» **Task instructions**: Copy the full set of lines exactly as given.

» **Given data**:
◇ ◇ ◇ ◇

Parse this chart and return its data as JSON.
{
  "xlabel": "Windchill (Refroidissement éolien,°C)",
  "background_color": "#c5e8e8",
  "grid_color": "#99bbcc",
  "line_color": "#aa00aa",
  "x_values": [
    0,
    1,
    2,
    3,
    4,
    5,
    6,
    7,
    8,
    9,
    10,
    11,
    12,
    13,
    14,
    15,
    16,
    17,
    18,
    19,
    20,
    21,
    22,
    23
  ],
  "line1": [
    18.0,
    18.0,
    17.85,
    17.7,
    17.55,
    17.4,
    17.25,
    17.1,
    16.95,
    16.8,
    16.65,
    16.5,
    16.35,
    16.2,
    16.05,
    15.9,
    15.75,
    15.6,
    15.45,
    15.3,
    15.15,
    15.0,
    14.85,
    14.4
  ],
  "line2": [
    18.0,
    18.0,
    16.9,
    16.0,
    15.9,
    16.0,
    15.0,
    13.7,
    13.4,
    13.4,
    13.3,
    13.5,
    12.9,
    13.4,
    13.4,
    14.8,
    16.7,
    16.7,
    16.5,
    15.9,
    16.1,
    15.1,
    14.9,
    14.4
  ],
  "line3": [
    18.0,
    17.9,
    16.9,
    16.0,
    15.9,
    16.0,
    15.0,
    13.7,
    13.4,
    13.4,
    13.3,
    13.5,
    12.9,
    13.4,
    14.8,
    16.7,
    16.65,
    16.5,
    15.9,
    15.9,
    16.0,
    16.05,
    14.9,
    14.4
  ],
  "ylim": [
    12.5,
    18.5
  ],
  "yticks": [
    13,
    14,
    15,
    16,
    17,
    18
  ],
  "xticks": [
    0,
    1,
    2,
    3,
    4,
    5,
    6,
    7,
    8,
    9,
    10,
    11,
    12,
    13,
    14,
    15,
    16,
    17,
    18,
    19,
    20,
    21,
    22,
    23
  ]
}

◇ ◇ ◇ ◇

» **The answer**:
Parse this chart and return its data as JSON.
{
  "xlabel": "Windchill (Refroidissement éolien,°C)",
  "background_color": "#c5e8e8",
  "grid_color": "#99bbcc",
  "line_color": "#aa00aa",
  "x_values": [
    0,
    1,
    2,
    3,
    4,
    5,
    6,
    7,
    8,
    9,
    10,
    11,
    12,
    13,
    14,
    15,
    16,
    17,
    18,
    19,
    20,
    21,
    22,
    23
  ],
  "line1": [
    18.0,
    18.0,
    17.85,
    17.7,
    17.55,
    17.4,
    17.25,
    17.1,
    16.95,
    16.8,
    16.65,
    16.5,
    16.35,
    16.2,
    16.05,
    15.9,
    15.75,
    15.6,
    15.45,
    15.3,
    15.15,
    15.0,
    14.85,
    14.4
  ],
  "line2": [
    18.0,
    18.0,
    16.9,
    16.0,
    15.9,
    16.0,
    15.0,
    13.7,
    13.4,
    13.4,
    13.3,
    13.5,
    12.9,
    13.4,
    13.4,
    14.8,
    16.7,
    16.7,
    16.5,
    15.9,
    16.1,
    15.1,
    14.9,
    14.4
  ],
  "line3": [
    18.0,
    17.9,
    16.9,
    16.0,
    15.9,
    16.0,
    15.0,
    13.7,
    13.4,
    13.4,
    13.3,
    13.5,
    12.9,
    13.4,
    14.8,
    16.7,
    16.65,
    16.5,
    15.9,
    15.9,
    16.0,
    16.05,
    14.9,
    14.4
  ],
  "ylim": [
    12.5,
    18.5
  ],
  "yticks": [
    13,
    14,
    15,
    16,
    17,
    18
  ],
  "xticks": [
    0,
    1,
    2,
    3,
    4,
    5,
    6,
    7,
    8,
    9,
    10,
    11,
    12,
    13,
    14,
    15,
    16,
    17,
    18,
    19,
    20,
    21,
    22,
    23
  ]
}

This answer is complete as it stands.